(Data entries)
☆ ☆ ☆
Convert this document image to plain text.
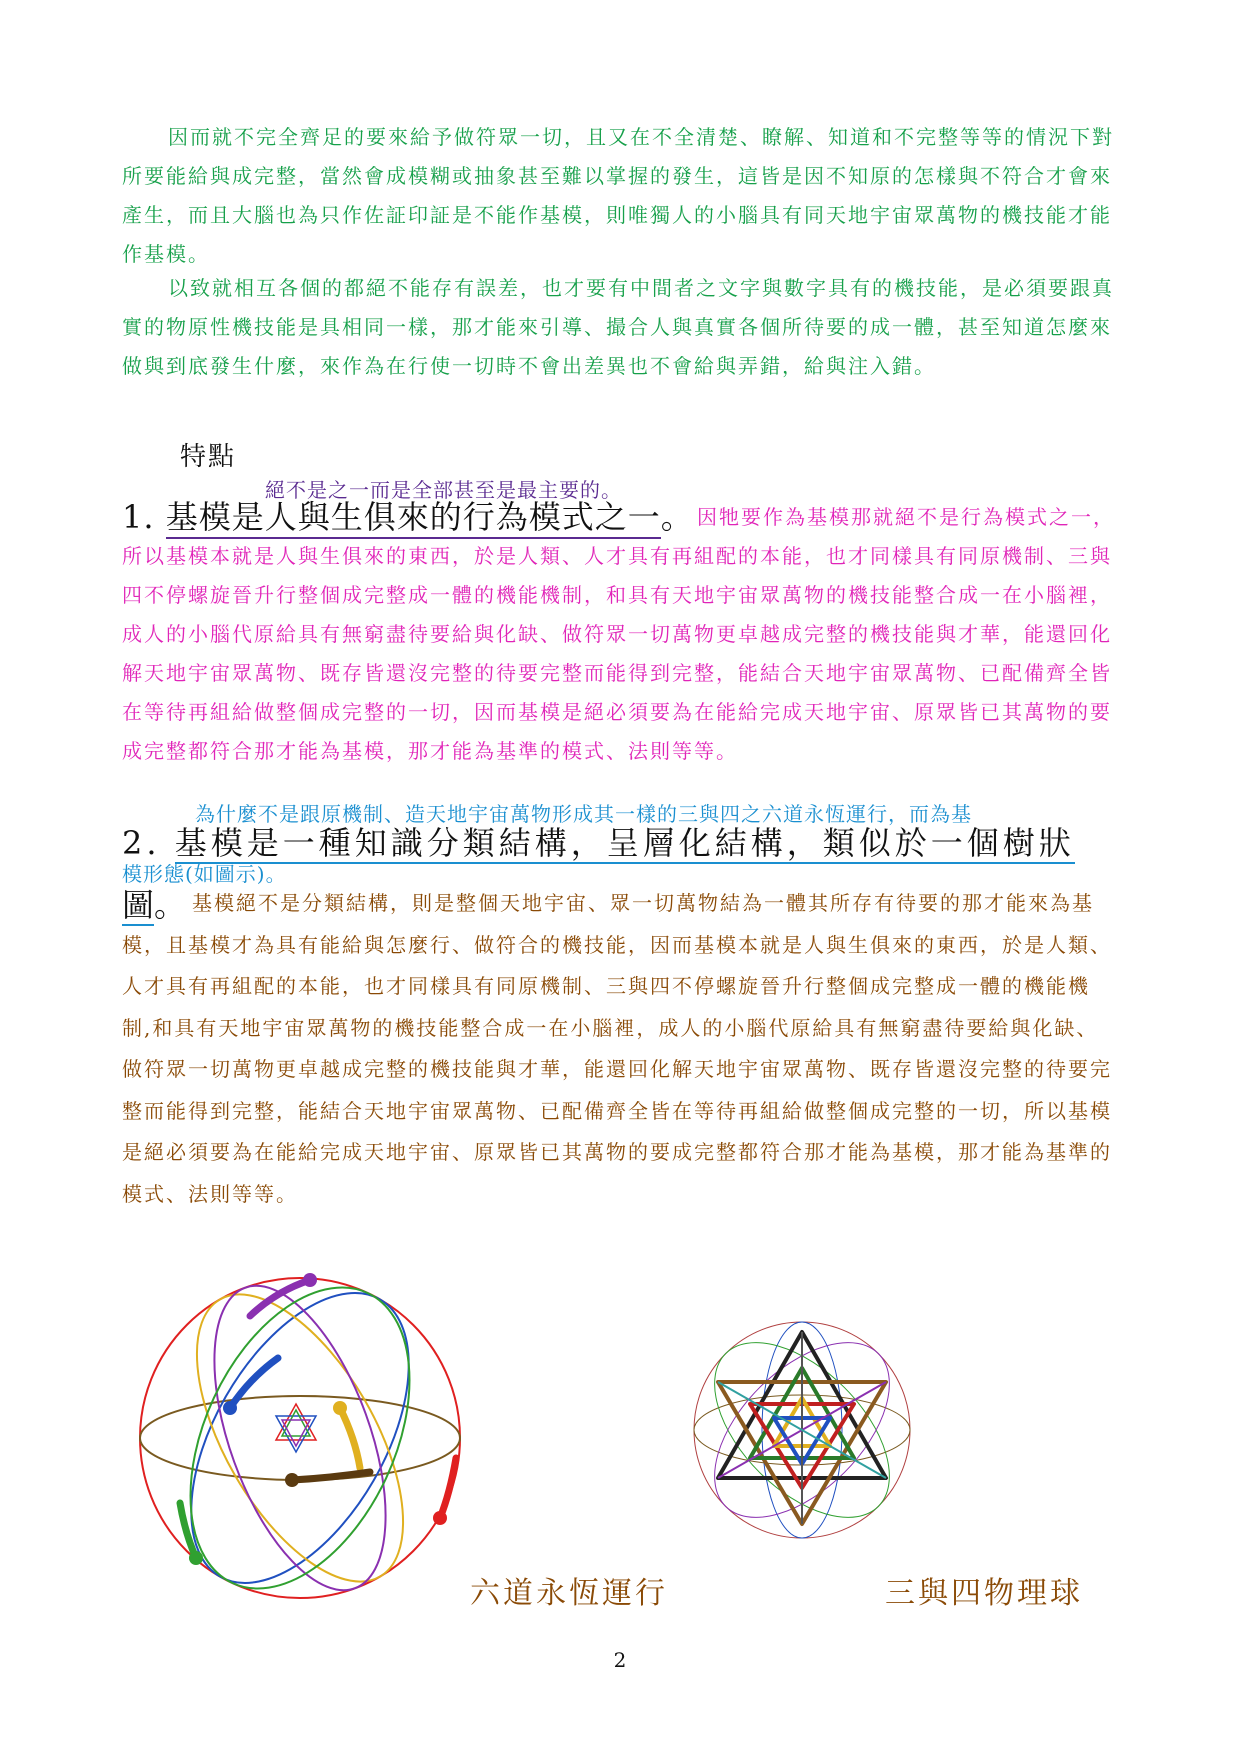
因而就不完全齊足的要來給予做符眾一切，且又在不全清楚、瞭解、知道和不完整等等的情況下對所要能給與成完整，當然會成模糊或抽象甚至難以掌握的發生，這皆是因不知原的怎樣與不符合才會來產生，而且大腦也為只作佐証印証是不能作基模，則唯獨人的小腦具有同天地宇宙眾萬物的機技能才能作基模。

以致就相互各個的都絕不能存有誤差，也才要有中間者之文字與數字具有的機技能，是必須要跟真實的物原性機技能是具相同一樣，那才能來引導、撮合人與真實各個所待要的成一體，甚至知道怎麼來做與到底發生什麼，來作為在行使一切時不會出差異也不會給與弄錯，給與注入錯。

特點
絕不是之一而是全部甚至是最主要的。
1. 基模是人與生俱來的行為模式之一。 因牠要作為基模那就絕不是行為模式之一，所以基模本就是人與生俱來的東西，於是人類、人才具有再組配的本能，也才同樣具有同原機制、三與四不停螺旋晉升行整個成完整成一體的機能機制，和具有天地宇宙眾萬物的機技能整合成一在小腦裡，成人的小腦代原給具有無窮盡待要給與化缺、做符眾一切萬物更卓越成完整的機技能與才華，能還回化解天地宇宙眾萬物、既存皆還沒完整的待要完整而能得到完整，能結合天地宇宙眾萬物、已配備齊全皆在等待再組給做整個成完整的一切，因而基模是絕必須要為在能給完成天地宇宙、原眾皆已其萬物的要成完整都符合那才能為基模，那才能為基準的模式、法則等等。

為什麼不是跟原機制、造天地宇宙萬物形成其一樣的三與四之六道永恆運行，而為基
2. 基模是一種知識分類結構，呈層化結構，類似於一個樹狀
模形態(如圖示)。
圖。 基模絕不是分類結構，則是整個天地宇宙、眾一切萬物結為一體其所存有待要的那才能來為基模，且基模才為具有能給與怎麼行、做符合的機技能，因而基模本就是人與生俱來的東西，於是人類、人才具有再組配的本能，也才同樣具有同原機制、三與四不停螺旋晉升行整個成完整成一體的機能機制,和具有天地宇宙眾萬物的機技能整合成一在小腦裡，成人的小腦代原給具有無窮盡待要給與化缺、做符眾一切萬物更卓越成完整的機技能與才華，能還回化解天地宇宙眾萬物、既存皆還沒完整的待要完整而能得到完整，能結合天地宇宙眾萬物、已配備齊全皆在等待再組給做整個成完整的一切，所以基模是絕必須要為在能給完成天地宇宙、原眾皆已其萬物的要成完整都符合那才能為基模，那才能為基準的模式、法則等等。

六道永恆運行	三與四物理球
2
☆ ☆ ☆
What is needed:
Go through the entries above and output them exactly, without pictures.

Result below:
Convert this document image to plain text.
因而就不完全齊足的要來給予做符眾一切，且又在不全清楚、瞭解、知道和不完整等等的情況下對所要能給與成完整，當然會成模糊或抽象甚至難以掌握的發生，這皆是因不知原的怎樣與不符合才會來產生，而且大腦也為只作佐証印証是不能作基模，則唯獨人的小腦具有同天地宇宙眾萬物的機技能才能作基模。

以致就相互各個的都絕不能存有誤差，也才要有中間者之文字與數字具有的機技能，是必須要跟真實的物原性機技能是具相同一樣，那才能來引導、撮合人與真實各個所待要的成一體，甚至知道怎麼來做與到底發生什麼，來作為在行使一切時不會出差異也不會給與弄錯，給與注入錯。

特點
絕不是之一而是全部甚至是最主要的。
1. 基模是人與生俱來的行為模式之一。 因牠要作為基模那就絕不是行為模式之一，所以基模本就是人與生俱來的東西，於是人類、人才具有再組配的本能，也才同樣具有同原機制、三與四不停螺旋晉升行整個成完整成一體的機能機制，和具有天地宇宙眾萬物的機技能整合成一在小腦裡，成人的小腦代原給具有無窮盡待要給與化缺、做符眾一切萬物更卓越成完整的機技能與才華，能還回化解天地宇宙眾萬物、既存皆還沒完整的待要完整而能得到完整，能結合天地宇宙眾萬物、已配備齊全皆在等待再組給做整個成完整的一切，因而基模是絕必須要為在能給完成天地宇宙、原眾皆已其萬物的要成完整都符合那才能為基模，那才能為基準的模式、法則等等。

為什麼不是跟原機制、造天地宇宙萬物形成其一樣的三與四之六道永恆運行，而為基
2. 基模是一種知識分類結構，呈層化結構，類似於一個樹狀
模形態(如圖示)。
圖。 基模絕不是分類結構，則是整個天地宇宙、眾一切萬物結為一體其所存有待要的那才能來為基模，且基模才為具有能給與怎麼行、做符合的機技能，因而基模本就是人與生俱來的東西，於是人類、人才具有再組配的本能，也才同樣具有同原機制、三與四不停螺旋晉升行整個成完整成一體的機能機制,和具有天地宇宙眾萬物的機技能整合成一在小腦裡，成人的小腦代原給具有無窮盡待要給與化缺、做符眾一切萬物更卓越成完整的機技能與才華，能還回化解天地宇宙眾萬物、既存皆還沒完整的待要完整而能得到完整，能結合天地宇宙眾萬物、已配備齊全皆在等待再組給做整個成完整的一切，所以基模是絕必須要為在能給完成天地宇宙、原眾皆已其萬物的要成完整都符合那才能為基模，那才能為基準的模式、法則等等。

六道永恆運行	三與四物理球
2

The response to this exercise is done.